Take every line that has the string "コンサル" and copy it out.

** Begin RECORDS FOR THIS EXERCISE **

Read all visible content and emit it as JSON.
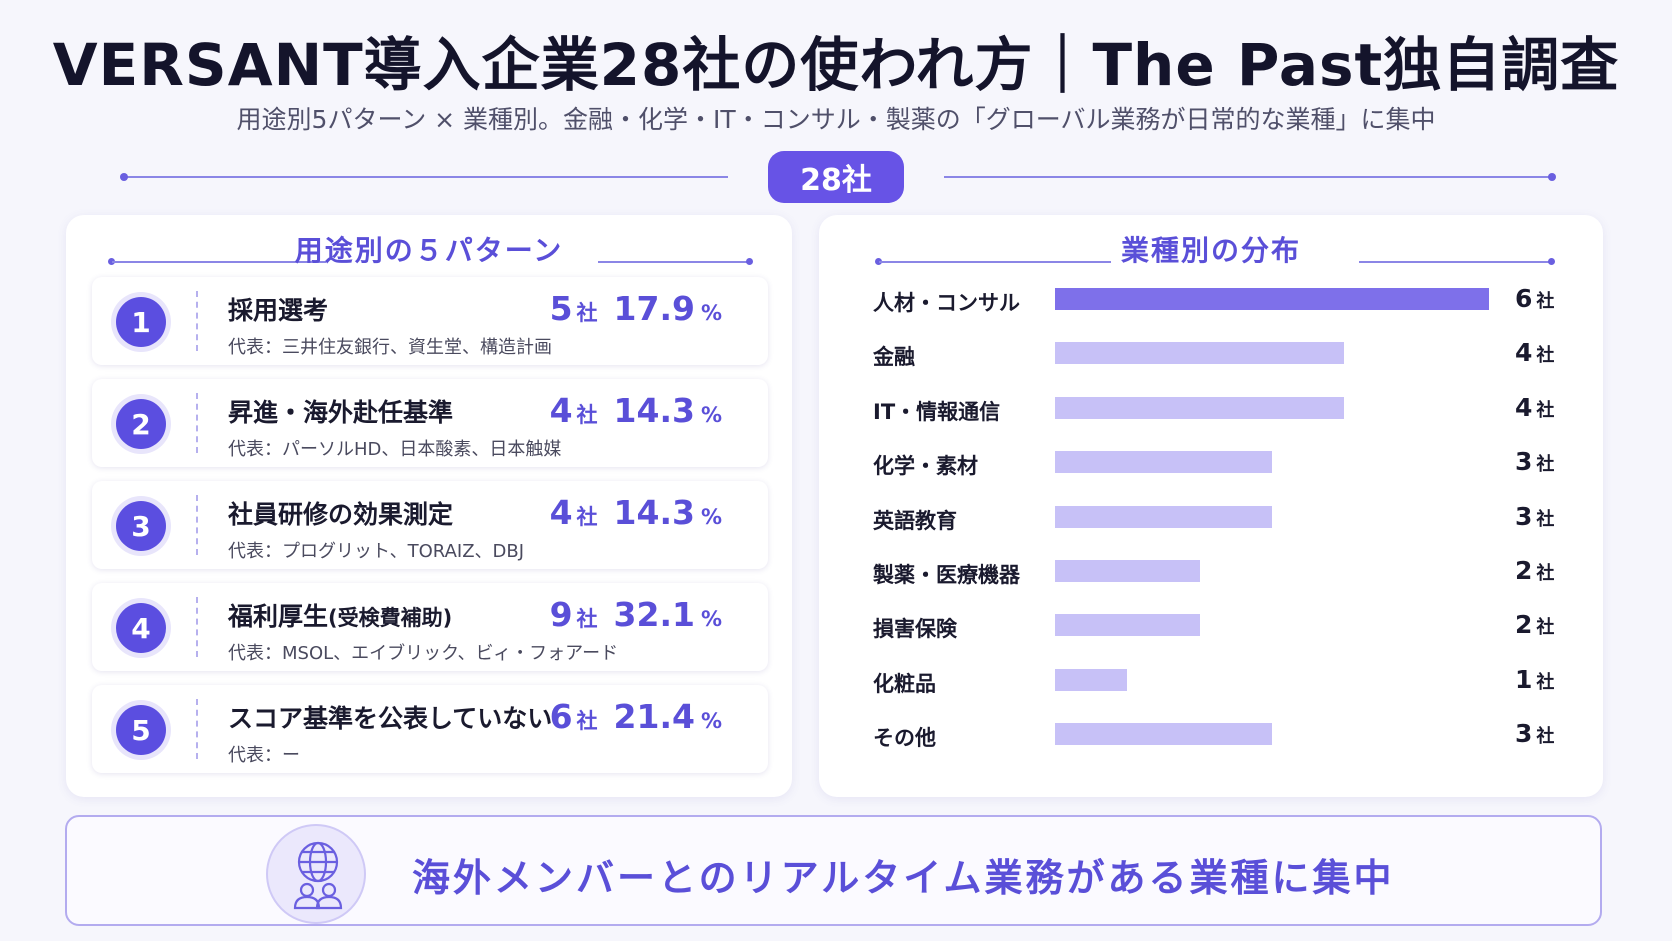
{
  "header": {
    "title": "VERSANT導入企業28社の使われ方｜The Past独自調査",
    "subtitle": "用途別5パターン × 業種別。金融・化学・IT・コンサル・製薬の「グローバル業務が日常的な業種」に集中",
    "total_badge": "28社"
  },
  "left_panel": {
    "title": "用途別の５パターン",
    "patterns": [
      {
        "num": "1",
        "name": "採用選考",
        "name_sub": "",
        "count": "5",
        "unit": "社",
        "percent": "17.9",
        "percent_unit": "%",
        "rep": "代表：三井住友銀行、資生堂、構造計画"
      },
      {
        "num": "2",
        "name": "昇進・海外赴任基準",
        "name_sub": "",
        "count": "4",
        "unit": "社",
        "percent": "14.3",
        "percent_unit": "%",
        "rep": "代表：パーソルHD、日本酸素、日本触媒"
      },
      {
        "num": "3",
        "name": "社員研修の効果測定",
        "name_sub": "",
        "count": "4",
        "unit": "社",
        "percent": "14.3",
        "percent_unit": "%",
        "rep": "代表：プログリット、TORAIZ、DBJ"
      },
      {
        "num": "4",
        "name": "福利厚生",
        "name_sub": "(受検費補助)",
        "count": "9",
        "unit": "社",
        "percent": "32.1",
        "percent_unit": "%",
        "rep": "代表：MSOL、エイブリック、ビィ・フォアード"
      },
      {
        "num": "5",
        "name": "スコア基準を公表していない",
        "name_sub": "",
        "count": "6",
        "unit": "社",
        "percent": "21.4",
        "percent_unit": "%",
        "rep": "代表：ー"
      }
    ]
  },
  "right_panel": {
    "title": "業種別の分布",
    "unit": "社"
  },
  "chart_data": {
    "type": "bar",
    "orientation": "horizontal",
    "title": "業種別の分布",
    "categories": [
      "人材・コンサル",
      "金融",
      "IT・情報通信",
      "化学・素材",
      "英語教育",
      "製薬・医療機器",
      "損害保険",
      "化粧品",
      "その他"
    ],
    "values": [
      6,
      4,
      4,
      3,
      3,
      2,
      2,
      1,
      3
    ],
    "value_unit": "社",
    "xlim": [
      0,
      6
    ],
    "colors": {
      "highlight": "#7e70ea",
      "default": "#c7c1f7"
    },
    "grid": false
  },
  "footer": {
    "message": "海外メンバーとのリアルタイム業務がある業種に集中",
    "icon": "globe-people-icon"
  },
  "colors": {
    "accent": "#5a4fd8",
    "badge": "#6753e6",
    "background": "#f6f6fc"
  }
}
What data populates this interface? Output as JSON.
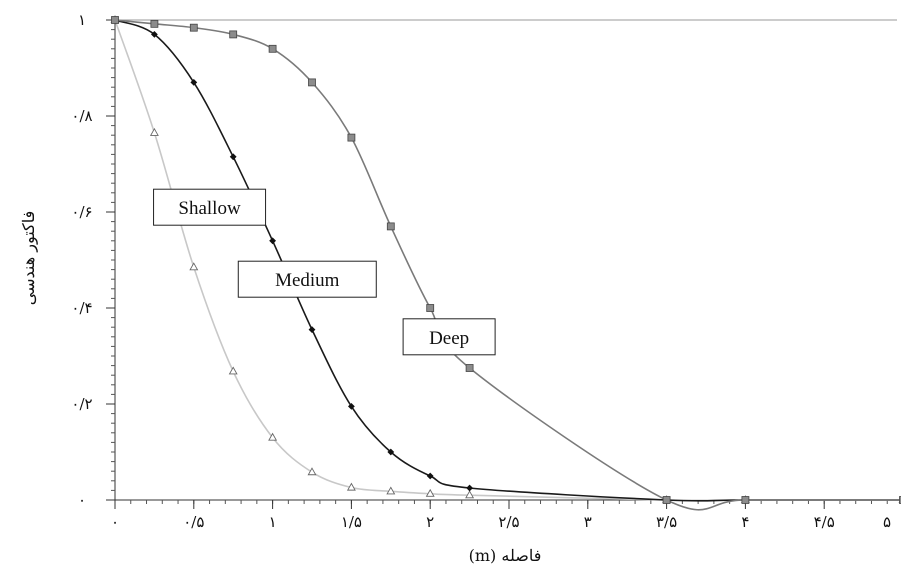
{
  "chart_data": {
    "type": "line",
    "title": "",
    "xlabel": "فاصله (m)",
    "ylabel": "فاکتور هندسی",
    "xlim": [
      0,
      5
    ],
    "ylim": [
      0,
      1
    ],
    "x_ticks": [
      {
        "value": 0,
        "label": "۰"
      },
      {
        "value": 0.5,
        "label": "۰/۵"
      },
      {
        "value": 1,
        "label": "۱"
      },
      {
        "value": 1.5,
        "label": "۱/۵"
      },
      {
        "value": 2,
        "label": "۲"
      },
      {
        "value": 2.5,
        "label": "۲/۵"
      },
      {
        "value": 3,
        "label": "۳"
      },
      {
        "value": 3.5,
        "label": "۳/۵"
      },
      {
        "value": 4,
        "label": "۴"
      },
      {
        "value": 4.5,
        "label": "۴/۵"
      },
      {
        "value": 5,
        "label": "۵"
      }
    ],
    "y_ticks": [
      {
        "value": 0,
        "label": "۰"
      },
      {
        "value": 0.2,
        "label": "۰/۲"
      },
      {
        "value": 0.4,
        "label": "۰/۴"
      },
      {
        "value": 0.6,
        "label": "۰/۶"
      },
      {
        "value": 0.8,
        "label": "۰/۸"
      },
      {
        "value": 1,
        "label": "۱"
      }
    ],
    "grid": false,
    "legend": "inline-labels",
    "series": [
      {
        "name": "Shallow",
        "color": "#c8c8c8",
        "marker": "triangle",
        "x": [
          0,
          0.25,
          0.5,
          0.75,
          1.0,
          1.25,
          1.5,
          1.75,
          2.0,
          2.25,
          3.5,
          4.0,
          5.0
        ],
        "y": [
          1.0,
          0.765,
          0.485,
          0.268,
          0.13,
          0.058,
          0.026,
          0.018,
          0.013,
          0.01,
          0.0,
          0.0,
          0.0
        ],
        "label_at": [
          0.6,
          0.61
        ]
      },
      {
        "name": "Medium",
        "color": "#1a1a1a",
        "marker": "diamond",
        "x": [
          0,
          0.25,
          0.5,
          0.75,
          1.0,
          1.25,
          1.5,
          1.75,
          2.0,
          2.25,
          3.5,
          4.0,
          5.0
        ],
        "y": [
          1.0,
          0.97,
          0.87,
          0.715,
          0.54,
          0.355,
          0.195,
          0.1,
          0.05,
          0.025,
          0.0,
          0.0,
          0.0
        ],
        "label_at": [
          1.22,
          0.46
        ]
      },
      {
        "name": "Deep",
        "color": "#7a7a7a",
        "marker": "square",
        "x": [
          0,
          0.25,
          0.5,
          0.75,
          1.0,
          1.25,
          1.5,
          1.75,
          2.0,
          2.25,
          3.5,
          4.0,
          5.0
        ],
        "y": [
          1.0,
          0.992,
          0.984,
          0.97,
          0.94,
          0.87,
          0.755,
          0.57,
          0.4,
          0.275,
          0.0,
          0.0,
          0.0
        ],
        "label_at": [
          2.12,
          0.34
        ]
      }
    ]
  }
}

** End RECORDS FOR THIS EXERCISE **

**FULL RESPONSE**
    "subtitle": "用途別5パターン × 業種別。金融・化学・IT・コンサル・製薬の「グローバル業務が日常的な業種」に集中",
      "人材・コンサル",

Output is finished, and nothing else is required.